AIM
Go through the listing beneath this task and return every line that carries the string "органами".

INPUT DATA
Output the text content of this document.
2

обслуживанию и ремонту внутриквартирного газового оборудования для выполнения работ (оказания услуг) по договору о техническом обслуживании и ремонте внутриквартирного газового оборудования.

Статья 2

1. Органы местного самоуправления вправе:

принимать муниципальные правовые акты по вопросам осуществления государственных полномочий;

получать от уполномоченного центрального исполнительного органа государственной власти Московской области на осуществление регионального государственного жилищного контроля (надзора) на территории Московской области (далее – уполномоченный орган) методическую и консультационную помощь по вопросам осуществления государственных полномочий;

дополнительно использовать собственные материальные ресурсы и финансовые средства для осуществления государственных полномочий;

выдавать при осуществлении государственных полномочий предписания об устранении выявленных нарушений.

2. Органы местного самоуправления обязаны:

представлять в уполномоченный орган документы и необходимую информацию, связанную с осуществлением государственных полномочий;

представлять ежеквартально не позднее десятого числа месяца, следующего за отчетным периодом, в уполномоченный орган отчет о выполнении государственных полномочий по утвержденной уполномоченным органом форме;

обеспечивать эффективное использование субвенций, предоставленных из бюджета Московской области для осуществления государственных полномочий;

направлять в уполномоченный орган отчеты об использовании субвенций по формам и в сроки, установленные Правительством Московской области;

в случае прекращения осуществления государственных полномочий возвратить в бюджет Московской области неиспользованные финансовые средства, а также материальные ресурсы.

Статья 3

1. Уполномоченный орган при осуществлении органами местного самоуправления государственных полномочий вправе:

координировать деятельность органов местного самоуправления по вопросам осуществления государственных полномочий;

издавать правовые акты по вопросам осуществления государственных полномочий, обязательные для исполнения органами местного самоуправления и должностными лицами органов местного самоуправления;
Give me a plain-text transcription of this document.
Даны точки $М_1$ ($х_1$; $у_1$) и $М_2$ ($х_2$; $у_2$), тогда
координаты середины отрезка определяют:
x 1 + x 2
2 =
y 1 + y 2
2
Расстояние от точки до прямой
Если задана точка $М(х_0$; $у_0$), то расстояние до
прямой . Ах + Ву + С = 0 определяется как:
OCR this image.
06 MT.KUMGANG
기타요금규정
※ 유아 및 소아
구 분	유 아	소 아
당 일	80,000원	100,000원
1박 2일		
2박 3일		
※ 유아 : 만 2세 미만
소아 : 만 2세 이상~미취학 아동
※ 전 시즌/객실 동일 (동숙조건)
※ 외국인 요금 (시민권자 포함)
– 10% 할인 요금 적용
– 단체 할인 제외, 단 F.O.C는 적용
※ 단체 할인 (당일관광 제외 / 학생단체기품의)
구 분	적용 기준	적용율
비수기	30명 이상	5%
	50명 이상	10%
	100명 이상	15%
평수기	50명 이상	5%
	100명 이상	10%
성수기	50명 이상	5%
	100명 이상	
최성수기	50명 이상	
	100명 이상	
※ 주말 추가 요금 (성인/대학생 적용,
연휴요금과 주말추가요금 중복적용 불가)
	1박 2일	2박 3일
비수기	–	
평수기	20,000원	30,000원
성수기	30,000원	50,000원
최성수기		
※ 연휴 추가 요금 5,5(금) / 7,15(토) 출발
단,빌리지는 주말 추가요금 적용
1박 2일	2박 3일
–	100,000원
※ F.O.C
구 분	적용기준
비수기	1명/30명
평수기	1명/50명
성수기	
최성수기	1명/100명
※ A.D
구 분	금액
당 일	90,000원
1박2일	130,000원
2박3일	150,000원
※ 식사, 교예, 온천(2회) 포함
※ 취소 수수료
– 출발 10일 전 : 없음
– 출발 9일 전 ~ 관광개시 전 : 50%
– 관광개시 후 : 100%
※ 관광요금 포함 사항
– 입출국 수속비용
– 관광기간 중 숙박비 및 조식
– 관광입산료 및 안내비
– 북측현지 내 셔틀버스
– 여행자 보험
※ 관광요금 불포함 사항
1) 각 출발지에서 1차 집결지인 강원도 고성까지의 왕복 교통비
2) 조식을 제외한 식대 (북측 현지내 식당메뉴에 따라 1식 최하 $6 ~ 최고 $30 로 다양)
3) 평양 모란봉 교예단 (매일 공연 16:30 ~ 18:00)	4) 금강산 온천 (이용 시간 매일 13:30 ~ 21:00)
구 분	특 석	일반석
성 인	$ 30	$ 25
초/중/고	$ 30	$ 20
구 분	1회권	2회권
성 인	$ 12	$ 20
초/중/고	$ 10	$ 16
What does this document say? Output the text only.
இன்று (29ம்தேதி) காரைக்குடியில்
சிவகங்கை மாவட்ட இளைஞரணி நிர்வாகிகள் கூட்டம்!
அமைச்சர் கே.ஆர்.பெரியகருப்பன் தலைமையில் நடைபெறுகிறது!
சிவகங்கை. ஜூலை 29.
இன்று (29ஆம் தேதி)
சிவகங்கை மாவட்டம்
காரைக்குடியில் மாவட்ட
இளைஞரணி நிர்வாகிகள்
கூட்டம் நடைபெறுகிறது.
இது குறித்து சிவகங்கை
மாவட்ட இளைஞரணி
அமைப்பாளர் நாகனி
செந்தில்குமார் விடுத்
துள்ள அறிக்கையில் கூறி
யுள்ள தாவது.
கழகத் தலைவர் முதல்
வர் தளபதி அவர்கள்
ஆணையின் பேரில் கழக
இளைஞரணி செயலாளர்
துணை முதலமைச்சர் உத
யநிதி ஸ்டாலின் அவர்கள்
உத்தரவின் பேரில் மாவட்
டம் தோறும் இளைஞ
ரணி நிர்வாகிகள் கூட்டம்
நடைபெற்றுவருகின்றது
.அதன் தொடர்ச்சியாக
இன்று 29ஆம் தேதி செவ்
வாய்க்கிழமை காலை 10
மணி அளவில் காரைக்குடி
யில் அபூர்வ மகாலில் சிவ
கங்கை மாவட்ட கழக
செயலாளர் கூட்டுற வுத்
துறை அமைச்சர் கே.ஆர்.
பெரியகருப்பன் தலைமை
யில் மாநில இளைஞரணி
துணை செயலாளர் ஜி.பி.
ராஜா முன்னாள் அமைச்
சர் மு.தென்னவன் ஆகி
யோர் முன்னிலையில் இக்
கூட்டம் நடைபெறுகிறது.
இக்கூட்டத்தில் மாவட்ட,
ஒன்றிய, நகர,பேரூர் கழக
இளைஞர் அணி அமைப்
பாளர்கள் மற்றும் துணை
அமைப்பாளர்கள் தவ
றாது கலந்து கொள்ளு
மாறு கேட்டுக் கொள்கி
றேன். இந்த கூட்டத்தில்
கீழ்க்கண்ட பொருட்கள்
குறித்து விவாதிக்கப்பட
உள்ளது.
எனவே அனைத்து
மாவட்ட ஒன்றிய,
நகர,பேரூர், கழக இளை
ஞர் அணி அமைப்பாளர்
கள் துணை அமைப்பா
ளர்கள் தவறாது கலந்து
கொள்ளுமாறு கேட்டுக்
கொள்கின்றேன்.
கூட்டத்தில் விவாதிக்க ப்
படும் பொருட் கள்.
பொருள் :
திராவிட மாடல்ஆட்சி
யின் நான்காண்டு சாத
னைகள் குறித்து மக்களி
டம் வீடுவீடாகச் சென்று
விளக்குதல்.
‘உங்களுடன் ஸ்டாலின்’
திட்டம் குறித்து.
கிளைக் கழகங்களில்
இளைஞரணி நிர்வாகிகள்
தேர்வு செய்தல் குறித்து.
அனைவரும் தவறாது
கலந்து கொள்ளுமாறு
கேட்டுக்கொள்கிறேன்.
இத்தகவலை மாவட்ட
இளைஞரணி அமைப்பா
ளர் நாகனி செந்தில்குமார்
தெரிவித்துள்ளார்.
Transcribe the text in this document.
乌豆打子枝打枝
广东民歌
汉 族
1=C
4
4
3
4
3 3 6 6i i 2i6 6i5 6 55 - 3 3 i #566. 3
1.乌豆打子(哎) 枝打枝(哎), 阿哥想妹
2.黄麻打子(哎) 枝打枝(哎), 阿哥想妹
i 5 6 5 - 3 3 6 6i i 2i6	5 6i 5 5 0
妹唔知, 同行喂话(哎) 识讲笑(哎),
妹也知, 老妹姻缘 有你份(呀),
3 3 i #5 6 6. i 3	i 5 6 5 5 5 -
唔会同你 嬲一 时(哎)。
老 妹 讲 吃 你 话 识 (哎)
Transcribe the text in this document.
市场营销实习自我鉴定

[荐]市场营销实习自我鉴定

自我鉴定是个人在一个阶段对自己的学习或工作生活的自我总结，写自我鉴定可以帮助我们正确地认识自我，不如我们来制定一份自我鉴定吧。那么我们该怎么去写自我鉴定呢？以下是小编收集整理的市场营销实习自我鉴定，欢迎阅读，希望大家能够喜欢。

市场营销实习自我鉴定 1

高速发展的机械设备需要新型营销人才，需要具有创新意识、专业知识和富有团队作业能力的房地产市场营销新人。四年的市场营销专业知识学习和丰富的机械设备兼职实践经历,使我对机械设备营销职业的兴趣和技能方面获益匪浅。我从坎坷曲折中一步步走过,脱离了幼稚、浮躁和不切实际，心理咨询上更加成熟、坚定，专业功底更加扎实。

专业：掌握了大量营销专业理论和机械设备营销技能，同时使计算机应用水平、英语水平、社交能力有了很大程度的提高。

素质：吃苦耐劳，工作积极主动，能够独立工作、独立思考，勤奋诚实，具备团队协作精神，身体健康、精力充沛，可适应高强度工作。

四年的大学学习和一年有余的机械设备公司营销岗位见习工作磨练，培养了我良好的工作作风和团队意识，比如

SOLUTION TO THIS PROBLEM
1. Уполномоченный орган при осуществлении органами местного самоуправления государственных полномочий вправе:
издавать правовые акты по вопросам осуществления государственных полномочий, обязательные для исполнения органами местного самоуправления и должностными лицами органов местного самоуправления;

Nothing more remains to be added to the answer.